[START OF Extracted data]
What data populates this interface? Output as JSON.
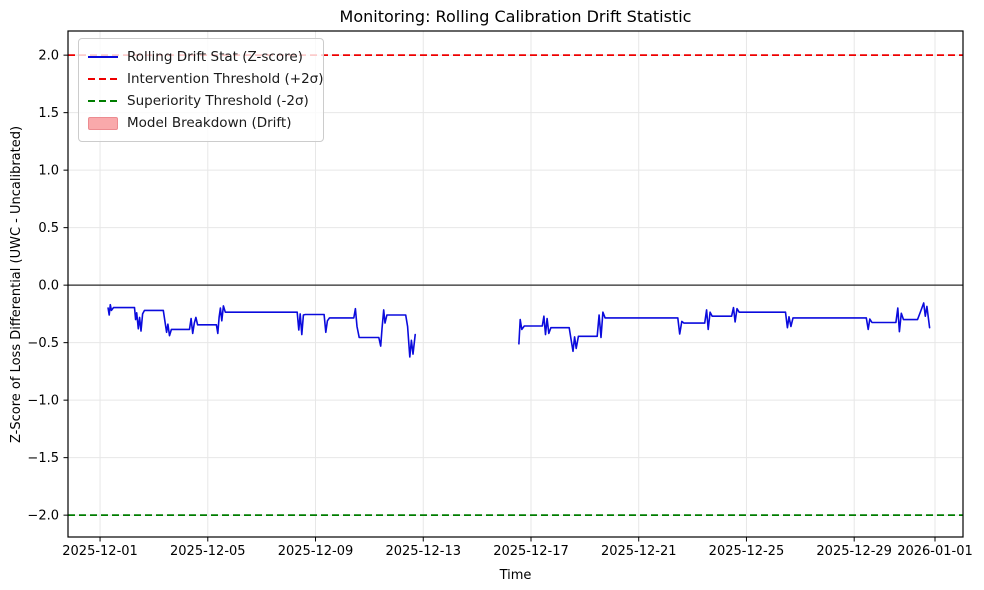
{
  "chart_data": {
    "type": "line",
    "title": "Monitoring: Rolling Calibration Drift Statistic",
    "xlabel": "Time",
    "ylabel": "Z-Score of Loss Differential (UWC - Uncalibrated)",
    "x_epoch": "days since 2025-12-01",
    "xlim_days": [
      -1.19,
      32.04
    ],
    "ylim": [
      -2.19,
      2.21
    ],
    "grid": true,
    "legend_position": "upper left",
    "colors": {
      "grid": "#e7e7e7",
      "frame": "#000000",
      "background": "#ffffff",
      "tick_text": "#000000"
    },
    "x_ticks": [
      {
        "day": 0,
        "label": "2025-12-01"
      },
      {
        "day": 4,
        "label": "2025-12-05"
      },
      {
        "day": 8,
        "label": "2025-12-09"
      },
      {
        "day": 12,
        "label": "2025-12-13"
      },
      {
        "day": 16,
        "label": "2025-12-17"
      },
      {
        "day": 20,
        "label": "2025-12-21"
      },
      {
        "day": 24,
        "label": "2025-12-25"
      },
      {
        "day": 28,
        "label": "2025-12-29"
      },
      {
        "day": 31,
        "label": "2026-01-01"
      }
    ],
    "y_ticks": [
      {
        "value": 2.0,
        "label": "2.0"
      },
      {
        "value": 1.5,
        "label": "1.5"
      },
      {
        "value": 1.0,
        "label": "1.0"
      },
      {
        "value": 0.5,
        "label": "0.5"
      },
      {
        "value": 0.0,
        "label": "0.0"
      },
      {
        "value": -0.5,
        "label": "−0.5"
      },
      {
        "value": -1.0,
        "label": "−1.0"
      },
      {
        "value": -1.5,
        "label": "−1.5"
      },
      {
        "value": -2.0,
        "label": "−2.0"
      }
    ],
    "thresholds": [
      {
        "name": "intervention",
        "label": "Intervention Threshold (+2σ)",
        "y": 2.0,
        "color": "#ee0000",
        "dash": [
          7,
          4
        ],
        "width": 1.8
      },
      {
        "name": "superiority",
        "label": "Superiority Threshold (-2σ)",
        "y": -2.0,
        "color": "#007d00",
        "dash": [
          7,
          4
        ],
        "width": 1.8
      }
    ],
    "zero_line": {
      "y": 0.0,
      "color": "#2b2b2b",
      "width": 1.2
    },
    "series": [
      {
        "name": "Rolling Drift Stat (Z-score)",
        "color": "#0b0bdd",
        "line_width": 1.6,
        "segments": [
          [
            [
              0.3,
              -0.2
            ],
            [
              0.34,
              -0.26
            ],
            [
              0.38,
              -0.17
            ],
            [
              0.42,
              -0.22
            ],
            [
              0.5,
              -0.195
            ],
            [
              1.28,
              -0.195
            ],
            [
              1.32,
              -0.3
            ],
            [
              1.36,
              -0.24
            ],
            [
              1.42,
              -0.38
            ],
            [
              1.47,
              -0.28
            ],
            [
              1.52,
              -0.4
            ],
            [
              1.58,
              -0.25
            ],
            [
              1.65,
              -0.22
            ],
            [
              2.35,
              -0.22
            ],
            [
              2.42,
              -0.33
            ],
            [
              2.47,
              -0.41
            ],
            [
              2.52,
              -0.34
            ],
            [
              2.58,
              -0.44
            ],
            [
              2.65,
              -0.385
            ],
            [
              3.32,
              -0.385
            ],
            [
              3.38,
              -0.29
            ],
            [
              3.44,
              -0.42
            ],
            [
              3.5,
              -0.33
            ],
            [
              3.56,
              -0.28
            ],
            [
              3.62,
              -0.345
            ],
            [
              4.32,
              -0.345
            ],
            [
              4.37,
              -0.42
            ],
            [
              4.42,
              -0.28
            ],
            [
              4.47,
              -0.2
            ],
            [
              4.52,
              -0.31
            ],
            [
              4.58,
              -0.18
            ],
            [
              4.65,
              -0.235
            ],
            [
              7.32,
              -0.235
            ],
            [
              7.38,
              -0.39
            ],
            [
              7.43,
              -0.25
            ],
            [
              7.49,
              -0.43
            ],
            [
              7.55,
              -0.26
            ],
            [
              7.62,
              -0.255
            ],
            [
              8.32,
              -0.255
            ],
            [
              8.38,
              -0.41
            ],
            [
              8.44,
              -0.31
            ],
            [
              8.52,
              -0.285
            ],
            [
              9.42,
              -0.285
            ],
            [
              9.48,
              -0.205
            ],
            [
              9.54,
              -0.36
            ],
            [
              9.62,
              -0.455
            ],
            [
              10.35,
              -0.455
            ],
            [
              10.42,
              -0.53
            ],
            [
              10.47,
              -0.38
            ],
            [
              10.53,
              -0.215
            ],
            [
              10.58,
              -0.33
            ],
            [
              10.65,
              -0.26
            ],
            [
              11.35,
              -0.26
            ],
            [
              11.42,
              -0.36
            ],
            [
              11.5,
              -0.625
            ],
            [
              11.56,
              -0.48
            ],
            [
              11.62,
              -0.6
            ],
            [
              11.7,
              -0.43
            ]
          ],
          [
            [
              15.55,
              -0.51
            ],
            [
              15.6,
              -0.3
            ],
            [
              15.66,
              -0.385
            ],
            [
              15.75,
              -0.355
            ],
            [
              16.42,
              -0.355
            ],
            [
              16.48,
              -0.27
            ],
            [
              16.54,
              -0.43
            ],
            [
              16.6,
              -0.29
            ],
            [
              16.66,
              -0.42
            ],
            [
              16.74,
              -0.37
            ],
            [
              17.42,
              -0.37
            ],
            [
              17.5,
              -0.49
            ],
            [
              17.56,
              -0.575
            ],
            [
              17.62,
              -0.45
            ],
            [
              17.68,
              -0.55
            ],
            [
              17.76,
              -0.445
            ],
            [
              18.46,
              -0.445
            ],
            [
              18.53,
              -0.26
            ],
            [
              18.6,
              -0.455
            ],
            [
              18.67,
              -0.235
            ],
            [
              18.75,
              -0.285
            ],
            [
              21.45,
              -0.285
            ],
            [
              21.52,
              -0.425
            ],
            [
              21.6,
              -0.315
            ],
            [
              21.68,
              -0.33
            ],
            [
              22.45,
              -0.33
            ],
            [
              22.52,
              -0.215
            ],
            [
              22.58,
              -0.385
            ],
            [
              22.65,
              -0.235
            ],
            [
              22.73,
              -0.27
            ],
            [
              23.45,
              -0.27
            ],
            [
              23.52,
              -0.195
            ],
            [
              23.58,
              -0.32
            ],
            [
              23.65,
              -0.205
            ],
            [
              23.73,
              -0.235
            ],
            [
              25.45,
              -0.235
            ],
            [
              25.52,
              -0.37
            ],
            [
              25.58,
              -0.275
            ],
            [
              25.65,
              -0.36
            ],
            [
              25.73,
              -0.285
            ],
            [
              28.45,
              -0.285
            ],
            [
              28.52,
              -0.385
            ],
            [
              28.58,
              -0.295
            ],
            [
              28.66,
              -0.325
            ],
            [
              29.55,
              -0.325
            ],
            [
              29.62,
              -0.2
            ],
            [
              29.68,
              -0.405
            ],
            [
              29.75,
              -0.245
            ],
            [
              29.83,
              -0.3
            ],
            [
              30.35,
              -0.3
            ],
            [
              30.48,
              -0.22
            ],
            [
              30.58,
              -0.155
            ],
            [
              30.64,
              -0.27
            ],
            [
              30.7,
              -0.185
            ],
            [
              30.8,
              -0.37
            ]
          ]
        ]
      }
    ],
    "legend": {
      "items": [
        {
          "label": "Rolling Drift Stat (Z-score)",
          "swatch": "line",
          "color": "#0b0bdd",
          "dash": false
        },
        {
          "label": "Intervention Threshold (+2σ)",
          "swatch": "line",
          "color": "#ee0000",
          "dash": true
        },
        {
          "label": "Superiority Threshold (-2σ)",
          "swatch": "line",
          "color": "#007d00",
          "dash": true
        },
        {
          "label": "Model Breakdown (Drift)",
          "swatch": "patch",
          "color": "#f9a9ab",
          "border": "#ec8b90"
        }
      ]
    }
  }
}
[END OF Extracted data]
### Short problem:
State, as a number only, how many lines in the entries include "Rolling".

### Response to the exercise:
3